:: Task ::
Show each line that has the string "Alan" in it.
-- Excerpted records start --
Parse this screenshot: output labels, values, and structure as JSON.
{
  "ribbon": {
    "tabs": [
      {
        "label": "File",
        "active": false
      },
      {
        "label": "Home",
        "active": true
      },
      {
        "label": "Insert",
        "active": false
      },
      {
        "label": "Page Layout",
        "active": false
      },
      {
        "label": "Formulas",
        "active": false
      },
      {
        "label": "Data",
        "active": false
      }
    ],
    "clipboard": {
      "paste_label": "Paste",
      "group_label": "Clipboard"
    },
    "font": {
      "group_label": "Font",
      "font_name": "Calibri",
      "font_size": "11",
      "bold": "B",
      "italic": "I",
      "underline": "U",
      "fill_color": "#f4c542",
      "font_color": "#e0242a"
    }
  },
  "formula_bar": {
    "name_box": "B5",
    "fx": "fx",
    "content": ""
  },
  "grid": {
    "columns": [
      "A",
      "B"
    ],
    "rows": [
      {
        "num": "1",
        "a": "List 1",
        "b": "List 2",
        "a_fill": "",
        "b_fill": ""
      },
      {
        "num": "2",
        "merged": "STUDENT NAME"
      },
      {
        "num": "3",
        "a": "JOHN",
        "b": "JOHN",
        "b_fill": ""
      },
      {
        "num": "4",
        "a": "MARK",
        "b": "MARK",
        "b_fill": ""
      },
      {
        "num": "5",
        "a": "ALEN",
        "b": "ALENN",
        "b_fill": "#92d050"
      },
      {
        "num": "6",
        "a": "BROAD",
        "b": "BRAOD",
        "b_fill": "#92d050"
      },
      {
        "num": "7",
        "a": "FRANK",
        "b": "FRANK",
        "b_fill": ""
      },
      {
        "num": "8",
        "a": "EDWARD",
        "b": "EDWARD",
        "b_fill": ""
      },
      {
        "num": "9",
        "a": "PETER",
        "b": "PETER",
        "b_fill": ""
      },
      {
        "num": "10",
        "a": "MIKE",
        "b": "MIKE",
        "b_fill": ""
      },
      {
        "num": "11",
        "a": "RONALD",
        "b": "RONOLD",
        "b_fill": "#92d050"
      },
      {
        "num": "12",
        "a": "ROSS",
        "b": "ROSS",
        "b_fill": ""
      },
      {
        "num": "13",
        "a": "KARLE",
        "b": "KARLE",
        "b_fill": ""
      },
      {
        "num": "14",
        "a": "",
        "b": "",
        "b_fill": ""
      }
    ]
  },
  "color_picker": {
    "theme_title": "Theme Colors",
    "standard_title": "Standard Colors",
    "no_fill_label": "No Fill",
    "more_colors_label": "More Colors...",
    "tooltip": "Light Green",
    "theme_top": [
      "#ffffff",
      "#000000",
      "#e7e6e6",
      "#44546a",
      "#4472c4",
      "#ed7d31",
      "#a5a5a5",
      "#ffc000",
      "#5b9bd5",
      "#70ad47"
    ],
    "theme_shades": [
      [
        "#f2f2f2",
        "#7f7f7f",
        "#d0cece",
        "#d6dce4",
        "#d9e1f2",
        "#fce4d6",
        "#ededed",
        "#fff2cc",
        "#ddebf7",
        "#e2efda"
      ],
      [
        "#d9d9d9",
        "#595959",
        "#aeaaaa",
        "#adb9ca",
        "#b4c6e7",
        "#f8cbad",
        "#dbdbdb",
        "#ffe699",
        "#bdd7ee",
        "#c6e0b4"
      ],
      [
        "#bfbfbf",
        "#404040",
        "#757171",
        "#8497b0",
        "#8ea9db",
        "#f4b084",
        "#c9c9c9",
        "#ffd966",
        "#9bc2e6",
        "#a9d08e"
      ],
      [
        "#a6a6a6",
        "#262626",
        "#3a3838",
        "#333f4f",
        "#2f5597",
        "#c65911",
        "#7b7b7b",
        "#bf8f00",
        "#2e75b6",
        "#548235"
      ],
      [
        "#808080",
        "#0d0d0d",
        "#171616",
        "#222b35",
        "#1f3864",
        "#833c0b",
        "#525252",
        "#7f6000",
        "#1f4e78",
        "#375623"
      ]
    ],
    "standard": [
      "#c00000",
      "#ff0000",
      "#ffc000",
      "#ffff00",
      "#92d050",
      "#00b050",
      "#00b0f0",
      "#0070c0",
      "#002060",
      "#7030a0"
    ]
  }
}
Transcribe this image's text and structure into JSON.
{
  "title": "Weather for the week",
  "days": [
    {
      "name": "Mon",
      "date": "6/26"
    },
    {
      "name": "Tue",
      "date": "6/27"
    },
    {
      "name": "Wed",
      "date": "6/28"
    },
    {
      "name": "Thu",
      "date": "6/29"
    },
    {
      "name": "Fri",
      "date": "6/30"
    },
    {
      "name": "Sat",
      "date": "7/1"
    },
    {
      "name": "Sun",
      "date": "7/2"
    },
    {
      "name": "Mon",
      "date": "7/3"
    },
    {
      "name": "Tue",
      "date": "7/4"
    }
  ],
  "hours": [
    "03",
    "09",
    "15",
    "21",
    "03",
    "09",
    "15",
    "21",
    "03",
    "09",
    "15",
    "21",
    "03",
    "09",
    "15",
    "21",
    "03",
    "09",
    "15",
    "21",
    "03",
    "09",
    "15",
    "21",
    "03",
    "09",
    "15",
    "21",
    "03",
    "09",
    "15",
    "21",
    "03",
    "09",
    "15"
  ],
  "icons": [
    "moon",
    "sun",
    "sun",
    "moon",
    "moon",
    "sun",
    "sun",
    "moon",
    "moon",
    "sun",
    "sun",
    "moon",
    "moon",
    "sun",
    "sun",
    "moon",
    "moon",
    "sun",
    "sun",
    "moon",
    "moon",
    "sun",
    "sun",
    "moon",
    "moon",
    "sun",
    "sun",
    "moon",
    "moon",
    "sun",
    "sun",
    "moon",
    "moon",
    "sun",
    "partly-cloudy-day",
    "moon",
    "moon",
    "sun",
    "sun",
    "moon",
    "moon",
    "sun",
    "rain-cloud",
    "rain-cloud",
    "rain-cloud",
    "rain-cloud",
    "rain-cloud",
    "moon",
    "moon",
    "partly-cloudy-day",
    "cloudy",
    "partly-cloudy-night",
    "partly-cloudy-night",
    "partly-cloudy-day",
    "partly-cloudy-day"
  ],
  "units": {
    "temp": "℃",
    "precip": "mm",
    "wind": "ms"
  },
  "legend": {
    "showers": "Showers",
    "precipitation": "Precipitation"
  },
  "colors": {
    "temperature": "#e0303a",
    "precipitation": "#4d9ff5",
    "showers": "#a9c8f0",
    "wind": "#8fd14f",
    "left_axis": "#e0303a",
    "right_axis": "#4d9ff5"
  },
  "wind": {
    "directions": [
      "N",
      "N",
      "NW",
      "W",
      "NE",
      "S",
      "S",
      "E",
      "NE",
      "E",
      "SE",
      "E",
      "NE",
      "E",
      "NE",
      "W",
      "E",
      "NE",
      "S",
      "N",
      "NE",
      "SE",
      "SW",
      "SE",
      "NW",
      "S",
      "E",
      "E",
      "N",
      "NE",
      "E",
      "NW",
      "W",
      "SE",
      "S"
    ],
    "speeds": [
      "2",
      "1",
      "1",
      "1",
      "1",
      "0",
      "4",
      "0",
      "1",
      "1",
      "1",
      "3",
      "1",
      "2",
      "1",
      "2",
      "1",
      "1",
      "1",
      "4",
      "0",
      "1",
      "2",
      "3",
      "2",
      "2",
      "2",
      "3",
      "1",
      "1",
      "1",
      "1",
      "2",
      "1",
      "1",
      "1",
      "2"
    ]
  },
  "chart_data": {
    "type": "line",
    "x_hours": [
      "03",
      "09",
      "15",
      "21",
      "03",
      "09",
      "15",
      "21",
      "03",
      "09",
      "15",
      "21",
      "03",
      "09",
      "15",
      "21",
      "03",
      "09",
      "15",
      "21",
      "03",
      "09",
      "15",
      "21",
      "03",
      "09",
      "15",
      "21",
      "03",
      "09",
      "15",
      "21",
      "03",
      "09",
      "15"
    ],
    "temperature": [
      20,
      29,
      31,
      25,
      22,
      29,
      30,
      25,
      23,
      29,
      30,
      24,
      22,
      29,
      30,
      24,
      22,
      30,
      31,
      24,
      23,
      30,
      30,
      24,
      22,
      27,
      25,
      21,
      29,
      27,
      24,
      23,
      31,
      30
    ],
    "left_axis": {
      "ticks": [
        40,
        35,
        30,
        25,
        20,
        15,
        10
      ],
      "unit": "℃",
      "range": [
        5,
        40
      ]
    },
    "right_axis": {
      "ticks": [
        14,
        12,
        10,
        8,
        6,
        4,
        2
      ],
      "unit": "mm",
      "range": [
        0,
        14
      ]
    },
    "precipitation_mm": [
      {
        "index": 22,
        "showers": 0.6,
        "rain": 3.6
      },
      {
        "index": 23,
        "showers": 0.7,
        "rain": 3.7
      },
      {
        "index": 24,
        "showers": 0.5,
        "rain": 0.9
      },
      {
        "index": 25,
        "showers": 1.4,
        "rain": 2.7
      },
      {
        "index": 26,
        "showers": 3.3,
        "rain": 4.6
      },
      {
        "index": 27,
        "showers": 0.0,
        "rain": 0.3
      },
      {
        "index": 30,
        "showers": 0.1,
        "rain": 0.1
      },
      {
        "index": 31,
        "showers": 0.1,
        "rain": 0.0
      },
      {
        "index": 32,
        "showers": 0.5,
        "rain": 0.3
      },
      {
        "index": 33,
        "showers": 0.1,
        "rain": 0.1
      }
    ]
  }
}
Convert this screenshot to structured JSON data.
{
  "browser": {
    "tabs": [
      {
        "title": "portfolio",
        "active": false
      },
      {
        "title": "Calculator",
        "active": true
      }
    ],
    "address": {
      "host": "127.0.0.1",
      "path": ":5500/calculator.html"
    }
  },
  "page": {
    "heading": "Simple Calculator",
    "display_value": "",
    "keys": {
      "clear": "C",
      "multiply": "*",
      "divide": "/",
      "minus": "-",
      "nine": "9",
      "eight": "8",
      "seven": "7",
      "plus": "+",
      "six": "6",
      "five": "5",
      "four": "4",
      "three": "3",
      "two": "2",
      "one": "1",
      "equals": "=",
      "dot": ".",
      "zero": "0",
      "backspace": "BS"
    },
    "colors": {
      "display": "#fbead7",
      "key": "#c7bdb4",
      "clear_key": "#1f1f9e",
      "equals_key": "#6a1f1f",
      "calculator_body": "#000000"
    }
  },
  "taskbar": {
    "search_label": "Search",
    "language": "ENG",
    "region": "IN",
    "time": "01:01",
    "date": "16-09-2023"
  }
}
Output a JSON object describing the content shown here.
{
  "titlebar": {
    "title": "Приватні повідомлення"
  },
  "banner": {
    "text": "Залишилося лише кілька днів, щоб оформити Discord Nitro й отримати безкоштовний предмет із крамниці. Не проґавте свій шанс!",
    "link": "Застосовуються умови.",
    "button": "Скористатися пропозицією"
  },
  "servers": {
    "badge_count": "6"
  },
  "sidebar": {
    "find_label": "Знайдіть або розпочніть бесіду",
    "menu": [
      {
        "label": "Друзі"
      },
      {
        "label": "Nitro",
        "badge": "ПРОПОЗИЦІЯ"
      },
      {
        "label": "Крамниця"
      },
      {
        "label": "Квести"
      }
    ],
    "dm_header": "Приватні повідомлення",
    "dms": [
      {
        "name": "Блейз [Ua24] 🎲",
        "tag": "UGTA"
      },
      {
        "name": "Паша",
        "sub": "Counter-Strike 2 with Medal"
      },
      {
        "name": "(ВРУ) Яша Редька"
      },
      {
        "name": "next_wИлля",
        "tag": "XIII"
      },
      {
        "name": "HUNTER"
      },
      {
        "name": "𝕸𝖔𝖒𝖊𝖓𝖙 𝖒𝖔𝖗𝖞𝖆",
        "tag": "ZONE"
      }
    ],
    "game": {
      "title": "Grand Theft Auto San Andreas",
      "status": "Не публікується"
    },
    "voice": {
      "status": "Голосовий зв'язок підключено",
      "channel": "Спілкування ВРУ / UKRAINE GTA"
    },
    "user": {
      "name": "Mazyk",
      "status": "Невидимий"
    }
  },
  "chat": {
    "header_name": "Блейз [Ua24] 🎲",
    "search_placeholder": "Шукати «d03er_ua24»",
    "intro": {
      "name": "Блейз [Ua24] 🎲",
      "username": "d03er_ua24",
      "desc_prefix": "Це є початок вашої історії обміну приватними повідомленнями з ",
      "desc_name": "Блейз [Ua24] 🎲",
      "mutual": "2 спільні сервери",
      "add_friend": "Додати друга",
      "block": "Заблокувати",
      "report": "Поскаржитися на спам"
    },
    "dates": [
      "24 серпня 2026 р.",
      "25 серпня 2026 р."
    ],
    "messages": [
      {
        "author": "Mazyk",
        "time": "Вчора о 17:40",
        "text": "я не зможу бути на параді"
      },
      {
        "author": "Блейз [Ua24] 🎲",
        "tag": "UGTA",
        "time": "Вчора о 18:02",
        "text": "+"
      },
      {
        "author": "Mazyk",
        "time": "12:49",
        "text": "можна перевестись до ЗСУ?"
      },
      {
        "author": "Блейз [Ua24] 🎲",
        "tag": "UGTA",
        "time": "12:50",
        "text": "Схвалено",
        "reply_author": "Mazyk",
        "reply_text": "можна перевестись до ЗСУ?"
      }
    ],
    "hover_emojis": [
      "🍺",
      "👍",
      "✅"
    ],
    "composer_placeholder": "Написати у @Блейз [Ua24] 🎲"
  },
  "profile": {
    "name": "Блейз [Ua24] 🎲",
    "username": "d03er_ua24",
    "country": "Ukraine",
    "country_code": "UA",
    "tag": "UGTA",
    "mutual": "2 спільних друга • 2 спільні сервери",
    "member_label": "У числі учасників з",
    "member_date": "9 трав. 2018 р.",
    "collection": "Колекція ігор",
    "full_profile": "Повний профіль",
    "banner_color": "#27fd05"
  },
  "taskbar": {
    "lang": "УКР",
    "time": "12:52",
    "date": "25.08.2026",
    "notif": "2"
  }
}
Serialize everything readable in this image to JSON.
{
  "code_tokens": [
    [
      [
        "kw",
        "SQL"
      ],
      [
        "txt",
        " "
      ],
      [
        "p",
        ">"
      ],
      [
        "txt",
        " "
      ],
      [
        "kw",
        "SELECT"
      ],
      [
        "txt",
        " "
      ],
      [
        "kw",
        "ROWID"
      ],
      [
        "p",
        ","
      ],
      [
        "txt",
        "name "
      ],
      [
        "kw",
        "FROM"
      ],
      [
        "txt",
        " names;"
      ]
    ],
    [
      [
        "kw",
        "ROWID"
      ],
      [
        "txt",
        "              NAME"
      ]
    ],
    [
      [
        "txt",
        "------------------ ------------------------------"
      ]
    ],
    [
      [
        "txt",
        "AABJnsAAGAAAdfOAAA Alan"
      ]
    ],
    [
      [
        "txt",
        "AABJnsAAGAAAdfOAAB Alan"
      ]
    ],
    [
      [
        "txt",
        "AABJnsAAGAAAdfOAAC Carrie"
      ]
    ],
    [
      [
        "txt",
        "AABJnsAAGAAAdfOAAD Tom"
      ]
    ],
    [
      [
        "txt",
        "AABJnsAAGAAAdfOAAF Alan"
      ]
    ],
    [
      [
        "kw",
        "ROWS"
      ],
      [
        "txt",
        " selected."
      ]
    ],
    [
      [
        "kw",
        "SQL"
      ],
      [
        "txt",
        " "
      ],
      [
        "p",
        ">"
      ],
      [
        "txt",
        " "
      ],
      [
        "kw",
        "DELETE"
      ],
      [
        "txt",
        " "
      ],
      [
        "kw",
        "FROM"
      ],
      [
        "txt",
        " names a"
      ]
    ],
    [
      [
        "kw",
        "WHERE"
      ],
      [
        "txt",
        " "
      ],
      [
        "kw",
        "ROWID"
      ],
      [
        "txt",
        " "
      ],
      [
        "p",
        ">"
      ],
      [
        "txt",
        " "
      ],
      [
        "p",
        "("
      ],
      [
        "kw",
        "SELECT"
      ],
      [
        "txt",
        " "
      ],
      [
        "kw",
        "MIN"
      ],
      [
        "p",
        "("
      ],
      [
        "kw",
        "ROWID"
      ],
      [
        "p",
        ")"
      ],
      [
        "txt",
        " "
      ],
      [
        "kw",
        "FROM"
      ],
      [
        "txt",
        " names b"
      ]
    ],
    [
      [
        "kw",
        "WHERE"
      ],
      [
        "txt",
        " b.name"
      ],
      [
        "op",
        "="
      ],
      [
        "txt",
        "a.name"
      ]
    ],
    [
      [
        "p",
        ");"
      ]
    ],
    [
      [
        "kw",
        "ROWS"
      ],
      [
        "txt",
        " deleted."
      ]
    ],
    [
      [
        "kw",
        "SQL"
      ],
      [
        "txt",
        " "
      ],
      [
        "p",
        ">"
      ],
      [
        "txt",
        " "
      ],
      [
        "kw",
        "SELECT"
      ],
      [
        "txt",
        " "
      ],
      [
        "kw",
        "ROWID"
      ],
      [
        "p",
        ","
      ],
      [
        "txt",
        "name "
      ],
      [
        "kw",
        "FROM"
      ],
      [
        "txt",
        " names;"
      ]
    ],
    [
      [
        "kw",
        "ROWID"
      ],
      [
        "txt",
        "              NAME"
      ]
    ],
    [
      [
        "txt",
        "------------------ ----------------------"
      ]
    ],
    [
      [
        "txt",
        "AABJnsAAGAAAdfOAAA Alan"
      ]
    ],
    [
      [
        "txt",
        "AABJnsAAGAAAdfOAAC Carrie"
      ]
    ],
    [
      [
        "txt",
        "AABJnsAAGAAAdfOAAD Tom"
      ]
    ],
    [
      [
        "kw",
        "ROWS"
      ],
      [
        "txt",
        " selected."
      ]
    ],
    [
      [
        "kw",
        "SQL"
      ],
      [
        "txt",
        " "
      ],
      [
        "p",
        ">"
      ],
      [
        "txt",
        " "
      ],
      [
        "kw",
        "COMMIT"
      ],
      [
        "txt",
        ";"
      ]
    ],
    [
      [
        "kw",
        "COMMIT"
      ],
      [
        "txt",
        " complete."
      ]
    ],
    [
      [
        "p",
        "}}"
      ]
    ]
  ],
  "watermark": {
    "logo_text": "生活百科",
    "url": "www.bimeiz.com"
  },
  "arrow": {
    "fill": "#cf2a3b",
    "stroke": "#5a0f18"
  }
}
-- Excerpted records end --
:: Exercise answer ::
        "AABJnsAAGAAAdfOAAA Alan"
        "AABJnsAAGAAAdfOAAB Alan"
        "AABJnsAAGAAAdfOAAF Alan"
        "AABJnsAAGAAAdfOAAA Alan"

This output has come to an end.